Exercise instructions: Copy the listing verbatim, starting at its first line and ending at the line that contains "- login-button[interactable]: LOGIN: [1276, 0, 1446, 158]", with both of those lines included.

::: Working data

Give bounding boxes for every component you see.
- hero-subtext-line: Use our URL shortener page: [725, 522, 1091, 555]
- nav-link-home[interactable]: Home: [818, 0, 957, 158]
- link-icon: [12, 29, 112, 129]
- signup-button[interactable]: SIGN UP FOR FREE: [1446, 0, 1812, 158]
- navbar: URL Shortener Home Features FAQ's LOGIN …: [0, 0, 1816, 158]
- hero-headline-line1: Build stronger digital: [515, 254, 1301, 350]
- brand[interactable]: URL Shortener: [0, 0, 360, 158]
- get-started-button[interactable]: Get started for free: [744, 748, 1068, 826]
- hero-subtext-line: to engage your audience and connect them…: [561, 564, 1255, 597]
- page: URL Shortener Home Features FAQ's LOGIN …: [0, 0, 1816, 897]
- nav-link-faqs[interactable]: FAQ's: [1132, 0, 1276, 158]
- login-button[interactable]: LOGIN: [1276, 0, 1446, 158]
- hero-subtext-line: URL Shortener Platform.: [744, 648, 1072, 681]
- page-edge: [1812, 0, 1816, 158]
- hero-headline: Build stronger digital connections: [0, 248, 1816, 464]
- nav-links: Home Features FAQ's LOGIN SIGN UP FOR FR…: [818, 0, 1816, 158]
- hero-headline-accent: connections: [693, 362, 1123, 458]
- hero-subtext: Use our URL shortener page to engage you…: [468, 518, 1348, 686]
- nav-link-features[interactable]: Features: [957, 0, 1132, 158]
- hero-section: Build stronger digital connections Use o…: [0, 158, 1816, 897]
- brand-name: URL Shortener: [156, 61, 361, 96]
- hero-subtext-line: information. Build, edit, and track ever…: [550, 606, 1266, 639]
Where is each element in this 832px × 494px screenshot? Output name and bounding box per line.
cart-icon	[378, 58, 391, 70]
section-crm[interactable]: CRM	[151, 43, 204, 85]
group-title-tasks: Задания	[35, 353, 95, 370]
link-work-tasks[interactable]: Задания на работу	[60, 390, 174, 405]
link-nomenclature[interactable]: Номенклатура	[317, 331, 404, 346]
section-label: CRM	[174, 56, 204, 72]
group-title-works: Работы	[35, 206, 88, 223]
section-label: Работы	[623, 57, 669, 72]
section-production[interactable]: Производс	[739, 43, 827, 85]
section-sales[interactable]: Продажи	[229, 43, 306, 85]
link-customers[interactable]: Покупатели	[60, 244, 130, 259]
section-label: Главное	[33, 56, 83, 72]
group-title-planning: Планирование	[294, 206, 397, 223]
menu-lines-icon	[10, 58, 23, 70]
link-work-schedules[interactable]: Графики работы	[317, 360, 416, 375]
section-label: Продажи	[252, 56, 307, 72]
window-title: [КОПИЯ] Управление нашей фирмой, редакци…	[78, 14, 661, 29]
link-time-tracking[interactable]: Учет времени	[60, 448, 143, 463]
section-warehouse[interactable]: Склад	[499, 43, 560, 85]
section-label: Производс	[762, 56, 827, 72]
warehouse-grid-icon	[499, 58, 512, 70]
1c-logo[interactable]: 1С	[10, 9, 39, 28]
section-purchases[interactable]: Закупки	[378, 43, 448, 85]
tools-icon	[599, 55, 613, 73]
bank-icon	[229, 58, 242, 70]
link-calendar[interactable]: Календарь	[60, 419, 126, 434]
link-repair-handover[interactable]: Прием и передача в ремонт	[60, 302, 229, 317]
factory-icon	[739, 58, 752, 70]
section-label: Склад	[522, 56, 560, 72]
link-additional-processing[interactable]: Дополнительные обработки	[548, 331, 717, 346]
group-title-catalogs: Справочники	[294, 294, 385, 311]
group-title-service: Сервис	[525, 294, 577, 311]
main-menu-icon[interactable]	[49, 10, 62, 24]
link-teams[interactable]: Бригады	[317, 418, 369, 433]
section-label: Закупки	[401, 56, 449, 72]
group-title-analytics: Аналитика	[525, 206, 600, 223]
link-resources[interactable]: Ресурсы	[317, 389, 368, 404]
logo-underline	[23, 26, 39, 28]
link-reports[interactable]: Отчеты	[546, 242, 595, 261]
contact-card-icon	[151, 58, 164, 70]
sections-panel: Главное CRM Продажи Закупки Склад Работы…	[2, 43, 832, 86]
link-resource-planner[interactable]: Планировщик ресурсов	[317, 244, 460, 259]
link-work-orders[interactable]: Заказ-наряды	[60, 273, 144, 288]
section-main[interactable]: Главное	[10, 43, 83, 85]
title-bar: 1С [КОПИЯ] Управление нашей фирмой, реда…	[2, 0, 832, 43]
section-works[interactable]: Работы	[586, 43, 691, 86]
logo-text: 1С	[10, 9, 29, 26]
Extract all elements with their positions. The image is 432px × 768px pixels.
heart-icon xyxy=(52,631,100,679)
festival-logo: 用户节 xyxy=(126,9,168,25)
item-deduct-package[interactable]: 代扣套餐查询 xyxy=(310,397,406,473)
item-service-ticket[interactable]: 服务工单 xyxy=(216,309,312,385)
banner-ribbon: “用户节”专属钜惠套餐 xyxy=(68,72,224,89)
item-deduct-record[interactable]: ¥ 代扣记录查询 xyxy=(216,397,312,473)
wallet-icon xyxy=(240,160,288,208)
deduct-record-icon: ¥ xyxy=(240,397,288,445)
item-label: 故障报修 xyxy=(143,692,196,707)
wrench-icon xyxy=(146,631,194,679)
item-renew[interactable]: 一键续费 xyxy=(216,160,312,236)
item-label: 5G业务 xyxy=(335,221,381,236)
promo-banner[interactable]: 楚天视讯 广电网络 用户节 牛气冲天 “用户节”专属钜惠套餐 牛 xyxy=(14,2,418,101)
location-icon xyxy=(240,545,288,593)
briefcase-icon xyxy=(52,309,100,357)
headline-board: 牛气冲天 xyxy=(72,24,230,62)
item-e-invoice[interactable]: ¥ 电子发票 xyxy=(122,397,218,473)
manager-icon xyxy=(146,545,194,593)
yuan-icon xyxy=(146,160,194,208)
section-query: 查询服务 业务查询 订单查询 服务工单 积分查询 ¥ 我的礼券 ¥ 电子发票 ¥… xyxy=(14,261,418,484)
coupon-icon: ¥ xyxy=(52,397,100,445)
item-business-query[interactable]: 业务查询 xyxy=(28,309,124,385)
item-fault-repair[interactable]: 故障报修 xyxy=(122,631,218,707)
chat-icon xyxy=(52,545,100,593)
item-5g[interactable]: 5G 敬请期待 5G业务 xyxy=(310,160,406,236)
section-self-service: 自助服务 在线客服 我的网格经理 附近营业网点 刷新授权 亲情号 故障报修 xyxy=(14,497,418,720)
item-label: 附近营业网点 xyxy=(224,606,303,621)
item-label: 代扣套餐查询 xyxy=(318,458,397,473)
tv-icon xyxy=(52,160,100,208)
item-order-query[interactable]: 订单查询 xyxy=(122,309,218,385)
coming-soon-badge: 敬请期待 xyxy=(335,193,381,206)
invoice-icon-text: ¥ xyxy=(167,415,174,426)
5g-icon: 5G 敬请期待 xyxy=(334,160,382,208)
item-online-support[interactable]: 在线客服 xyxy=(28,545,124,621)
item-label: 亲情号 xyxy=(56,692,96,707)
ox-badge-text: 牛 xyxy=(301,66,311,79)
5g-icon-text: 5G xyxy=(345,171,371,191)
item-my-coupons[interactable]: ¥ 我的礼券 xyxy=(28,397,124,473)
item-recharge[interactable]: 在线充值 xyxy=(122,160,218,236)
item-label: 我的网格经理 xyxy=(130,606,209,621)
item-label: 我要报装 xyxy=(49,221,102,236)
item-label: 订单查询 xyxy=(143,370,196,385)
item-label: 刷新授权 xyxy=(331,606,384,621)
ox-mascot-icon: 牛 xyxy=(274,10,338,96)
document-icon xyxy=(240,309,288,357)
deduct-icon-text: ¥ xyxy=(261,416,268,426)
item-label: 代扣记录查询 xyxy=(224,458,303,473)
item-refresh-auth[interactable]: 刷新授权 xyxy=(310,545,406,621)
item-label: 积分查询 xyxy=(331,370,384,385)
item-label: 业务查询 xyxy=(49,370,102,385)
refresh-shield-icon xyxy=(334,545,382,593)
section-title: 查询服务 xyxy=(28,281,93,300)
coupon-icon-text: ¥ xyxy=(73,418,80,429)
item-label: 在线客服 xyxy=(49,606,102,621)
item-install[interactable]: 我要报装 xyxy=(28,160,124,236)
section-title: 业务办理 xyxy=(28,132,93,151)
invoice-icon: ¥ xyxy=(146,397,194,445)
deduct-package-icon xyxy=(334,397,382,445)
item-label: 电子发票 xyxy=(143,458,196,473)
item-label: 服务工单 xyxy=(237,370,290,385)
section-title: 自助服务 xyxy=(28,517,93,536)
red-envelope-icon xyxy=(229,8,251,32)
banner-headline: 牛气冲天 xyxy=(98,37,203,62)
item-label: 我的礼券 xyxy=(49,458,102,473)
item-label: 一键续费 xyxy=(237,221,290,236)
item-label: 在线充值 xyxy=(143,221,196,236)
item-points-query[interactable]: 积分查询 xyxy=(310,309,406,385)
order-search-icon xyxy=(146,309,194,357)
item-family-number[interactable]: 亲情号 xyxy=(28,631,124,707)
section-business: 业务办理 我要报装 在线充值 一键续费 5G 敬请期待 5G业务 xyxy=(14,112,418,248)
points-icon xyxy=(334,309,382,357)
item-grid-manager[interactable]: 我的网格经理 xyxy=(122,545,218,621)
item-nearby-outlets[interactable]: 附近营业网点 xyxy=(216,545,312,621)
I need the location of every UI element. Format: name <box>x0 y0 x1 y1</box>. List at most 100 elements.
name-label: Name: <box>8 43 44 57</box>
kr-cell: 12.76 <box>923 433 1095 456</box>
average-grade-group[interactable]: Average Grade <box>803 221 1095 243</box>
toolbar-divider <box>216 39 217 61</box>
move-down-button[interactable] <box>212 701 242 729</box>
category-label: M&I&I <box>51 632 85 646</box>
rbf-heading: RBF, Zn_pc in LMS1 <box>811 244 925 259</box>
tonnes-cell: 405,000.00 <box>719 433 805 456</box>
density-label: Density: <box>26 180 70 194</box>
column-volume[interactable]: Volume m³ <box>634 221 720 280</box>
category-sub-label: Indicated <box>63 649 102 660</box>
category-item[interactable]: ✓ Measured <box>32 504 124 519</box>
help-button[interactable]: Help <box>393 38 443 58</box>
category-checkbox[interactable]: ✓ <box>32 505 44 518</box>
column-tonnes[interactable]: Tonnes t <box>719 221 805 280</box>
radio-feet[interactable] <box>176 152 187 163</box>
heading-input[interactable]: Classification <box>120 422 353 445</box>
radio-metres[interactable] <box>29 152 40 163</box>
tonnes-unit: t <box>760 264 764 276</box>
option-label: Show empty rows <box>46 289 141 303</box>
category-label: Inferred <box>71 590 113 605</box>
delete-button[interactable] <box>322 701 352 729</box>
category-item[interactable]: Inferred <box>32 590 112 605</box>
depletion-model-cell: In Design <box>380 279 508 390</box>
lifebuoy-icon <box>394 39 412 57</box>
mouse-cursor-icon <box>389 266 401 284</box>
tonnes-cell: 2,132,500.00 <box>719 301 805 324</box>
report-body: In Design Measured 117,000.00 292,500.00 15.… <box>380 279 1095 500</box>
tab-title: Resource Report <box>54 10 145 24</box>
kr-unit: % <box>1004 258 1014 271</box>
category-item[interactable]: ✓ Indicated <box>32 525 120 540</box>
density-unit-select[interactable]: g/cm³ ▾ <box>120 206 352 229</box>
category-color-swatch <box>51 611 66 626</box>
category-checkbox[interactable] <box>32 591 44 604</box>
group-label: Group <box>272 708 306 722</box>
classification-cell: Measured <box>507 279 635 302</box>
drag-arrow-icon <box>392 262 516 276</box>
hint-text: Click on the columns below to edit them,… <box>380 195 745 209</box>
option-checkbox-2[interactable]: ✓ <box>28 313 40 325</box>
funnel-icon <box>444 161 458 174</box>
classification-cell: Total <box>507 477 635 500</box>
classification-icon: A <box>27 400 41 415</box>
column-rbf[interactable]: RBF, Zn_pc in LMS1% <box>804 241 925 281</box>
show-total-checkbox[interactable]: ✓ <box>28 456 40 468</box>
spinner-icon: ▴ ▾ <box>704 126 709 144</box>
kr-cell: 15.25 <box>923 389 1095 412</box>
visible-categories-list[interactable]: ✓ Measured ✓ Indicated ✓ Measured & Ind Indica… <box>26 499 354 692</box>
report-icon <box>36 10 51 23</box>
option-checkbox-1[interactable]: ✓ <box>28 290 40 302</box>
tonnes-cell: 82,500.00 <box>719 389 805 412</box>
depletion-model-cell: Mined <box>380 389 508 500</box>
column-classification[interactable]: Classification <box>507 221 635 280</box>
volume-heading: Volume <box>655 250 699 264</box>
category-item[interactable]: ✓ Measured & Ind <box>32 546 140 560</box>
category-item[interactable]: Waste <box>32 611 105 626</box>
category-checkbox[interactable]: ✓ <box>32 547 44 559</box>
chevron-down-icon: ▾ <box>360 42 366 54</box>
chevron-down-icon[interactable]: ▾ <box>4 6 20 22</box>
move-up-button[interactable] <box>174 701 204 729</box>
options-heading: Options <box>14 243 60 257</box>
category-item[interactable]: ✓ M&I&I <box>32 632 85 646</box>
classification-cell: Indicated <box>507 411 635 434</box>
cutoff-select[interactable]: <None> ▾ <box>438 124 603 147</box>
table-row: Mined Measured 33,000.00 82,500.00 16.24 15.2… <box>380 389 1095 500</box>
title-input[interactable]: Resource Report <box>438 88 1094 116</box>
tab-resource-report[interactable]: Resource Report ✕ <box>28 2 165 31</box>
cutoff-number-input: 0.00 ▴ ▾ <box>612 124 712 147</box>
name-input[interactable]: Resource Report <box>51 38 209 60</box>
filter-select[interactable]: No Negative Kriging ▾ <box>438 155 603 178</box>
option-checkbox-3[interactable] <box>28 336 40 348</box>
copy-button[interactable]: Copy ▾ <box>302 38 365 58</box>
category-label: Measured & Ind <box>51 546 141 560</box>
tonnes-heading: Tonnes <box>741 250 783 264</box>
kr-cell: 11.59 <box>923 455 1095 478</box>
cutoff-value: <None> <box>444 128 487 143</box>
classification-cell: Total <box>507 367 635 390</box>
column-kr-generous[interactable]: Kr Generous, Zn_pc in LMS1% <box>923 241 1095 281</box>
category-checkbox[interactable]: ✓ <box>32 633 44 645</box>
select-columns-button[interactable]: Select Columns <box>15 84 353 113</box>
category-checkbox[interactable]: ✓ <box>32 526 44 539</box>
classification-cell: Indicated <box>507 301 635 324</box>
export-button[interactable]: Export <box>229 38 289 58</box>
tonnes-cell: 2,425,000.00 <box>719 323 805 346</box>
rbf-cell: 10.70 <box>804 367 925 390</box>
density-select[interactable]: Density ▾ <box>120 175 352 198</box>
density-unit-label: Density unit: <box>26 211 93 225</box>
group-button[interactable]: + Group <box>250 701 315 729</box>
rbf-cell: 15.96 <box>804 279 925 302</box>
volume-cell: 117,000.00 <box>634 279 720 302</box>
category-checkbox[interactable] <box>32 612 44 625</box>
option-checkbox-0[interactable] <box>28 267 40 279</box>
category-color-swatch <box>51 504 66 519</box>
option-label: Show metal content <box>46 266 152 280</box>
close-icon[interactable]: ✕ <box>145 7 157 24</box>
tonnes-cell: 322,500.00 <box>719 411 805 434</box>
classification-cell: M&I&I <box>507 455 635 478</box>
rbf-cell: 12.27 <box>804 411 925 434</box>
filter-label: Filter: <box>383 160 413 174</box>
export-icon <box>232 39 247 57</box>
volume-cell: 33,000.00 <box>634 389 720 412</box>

::::::

Full solution:
Give bounding boxes for every component you see.
- hero-subtext-line: Use our URL shortener page: [725, 522, 1091, 555]
- nav-link-home[interactable]: Home: [818, 0, 957, 158]
- link-icon: [12, 29, 112, 129]
- signup-button[interactable]: SIGN UP FOR FREE: [1446, 0, 1812, 158]
- navbar: URL Shortener Home Features FAQ's LOGIN …: [0, 0, 1816, 158]
- hero-headline-line1: Build stronger digital: [515, 254, 1301, 350]
- brand[interactable]: URL Shortener: [0, 0, 360, 158]
- get-started-button[interactable]: Get started for free: [744, 748, 1068, 826]
- hero-subtext-line: to engage your audience and connect them…: [561, 564, 1255, 597]
- page: URL Shortener Home Features FAQ's LOGIN …: [0, 0, 1816, 897]
- nav-link-faqs[interactable]: FAQ's: [1132, 0, 1276, 158]
- login-button[interactable]: LOGIN: [1276, 0, 1446, 158]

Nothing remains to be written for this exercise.